Dataset excerpts:
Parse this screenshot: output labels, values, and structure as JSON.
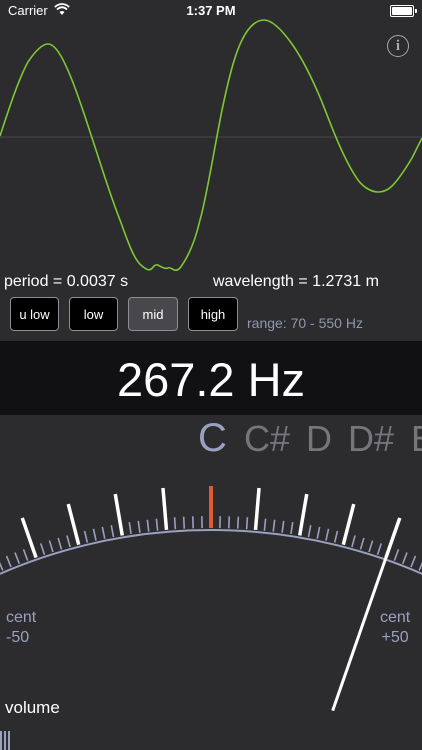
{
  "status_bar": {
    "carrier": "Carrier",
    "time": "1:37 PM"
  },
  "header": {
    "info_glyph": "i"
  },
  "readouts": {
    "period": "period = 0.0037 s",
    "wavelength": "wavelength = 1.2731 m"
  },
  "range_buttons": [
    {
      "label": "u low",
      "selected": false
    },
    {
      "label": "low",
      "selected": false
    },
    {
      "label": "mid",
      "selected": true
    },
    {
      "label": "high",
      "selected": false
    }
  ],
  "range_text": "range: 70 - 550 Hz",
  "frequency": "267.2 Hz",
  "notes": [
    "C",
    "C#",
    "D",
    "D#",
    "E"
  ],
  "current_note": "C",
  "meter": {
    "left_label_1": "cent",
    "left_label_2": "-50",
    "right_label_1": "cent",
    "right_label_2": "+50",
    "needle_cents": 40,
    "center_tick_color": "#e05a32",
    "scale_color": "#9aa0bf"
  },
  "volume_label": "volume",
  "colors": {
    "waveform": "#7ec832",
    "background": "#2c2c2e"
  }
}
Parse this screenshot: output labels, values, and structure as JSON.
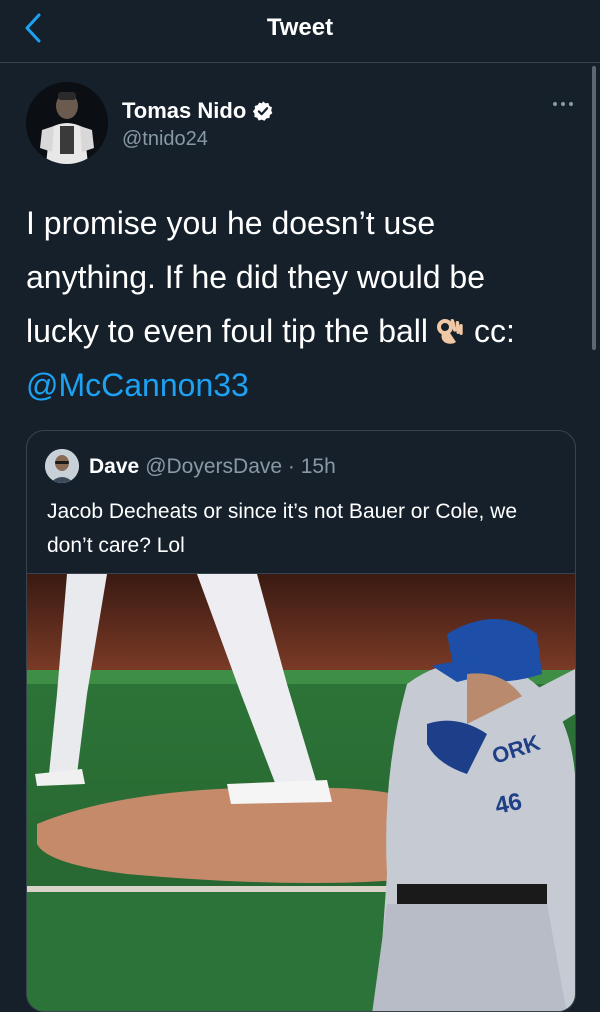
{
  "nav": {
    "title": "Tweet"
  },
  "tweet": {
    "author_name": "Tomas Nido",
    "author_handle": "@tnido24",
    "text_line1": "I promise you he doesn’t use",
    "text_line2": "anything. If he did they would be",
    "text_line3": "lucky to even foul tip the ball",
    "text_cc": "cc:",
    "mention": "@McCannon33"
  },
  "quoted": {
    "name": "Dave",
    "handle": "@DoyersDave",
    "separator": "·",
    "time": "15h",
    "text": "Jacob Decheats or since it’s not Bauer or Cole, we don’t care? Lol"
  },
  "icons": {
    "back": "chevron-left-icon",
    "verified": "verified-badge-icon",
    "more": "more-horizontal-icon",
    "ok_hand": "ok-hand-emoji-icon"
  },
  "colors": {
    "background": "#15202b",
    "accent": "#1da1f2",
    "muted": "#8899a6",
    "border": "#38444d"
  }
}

* * *

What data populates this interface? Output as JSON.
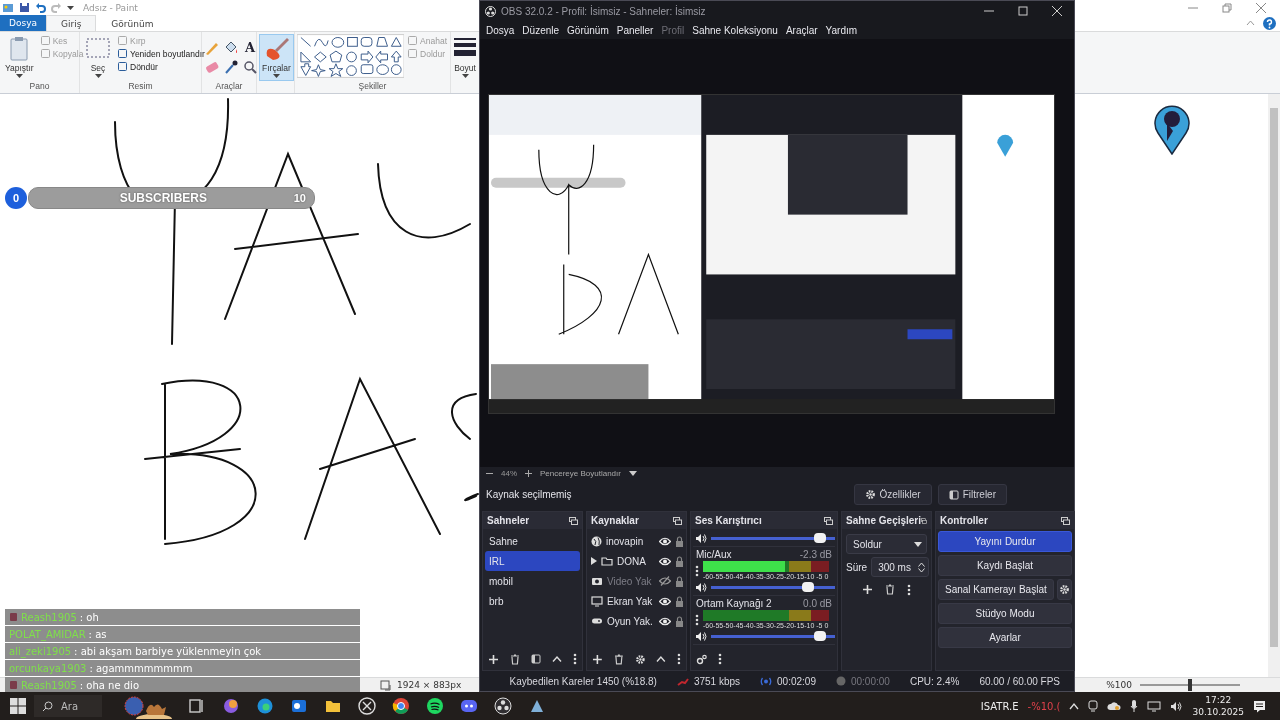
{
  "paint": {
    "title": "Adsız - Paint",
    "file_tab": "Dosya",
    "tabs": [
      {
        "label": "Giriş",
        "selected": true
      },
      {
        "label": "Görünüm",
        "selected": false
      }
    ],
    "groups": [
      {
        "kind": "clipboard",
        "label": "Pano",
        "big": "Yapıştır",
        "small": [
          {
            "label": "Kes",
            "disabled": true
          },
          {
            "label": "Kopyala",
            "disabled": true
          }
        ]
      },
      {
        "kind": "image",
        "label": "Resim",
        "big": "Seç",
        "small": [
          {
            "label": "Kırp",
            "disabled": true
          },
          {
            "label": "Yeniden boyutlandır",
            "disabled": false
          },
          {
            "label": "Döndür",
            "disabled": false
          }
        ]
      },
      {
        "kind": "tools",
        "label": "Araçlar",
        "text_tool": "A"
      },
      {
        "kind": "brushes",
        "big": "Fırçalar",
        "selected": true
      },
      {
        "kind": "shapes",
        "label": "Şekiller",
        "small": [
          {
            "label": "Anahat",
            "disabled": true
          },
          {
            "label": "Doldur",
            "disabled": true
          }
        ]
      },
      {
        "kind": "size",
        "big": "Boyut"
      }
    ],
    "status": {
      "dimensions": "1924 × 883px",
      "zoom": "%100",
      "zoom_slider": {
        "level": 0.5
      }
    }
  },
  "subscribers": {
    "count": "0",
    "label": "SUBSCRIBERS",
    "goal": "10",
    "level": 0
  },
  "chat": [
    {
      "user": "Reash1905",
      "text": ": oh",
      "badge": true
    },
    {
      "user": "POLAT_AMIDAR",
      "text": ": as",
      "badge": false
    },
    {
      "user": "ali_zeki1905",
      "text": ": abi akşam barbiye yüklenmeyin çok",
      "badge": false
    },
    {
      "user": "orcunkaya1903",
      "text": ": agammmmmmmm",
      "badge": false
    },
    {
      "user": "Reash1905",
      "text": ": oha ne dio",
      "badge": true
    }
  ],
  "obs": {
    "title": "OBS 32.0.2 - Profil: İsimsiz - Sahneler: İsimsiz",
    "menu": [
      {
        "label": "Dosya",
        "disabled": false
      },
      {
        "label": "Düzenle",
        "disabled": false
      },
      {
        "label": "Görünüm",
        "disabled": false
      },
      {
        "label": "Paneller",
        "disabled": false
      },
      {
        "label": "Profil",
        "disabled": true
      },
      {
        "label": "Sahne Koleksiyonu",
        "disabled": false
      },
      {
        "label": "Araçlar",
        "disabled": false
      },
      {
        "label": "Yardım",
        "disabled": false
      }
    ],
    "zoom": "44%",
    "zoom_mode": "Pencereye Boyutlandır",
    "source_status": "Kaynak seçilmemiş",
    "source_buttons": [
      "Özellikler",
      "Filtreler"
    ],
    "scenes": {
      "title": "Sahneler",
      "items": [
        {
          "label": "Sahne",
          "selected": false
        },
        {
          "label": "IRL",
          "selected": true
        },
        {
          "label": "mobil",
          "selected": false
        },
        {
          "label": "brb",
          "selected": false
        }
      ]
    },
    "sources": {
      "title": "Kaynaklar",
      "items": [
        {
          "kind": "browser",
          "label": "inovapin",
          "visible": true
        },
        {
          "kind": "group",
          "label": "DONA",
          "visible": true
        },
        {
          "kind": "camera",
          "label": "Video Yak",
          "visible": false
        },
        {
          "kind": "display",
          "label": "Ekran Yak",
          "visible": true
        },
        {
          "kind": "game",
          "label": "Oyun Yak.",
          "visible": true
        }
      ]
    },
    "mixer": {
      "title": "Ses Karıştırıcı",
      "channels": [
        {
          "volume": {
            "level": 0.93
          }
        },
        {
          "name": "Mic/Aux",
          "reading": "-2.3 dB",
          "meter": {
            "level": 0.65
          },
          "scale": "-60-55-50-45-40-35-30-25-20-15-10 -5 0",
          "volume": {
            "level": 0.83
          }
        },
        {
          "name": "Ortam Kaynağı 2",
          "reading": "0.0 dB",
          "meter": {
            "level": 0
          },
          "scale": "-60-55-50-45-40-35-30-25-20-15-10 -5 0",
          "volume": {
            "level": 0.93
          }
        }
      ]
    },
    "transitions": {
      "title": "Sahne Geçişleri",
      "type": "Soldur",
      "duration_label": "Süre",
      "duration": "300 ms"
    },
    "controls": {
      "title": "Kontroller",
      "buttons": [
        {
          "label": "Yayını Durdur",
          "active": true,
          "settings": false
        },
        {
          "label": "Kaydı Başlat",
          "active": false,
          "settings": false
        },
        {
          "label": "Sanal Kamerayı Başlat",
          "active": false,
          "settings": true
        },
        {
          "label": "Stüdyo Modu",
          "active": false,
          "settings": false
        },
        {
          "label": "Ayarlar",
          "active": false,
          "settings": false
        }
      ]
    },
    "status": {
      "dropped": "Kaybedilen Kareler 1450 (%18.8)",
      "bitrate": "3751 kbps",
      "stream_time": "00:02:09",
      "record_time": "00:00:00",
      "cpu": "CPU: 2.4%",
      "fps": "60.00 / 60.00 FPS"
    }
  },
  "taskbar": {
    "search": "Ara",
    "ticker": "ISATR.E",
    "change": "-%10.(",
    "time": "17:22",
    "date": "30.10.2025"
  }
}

Problem to solve: Each line holding "user" must be found and copied.

Task result:
      "user": "Reash1905",
      "user": "POLAT_AMIDAR",
      "user": "ali_zeki1905",
      "user": "orcunkaya1903",
      "user": "Reash1905",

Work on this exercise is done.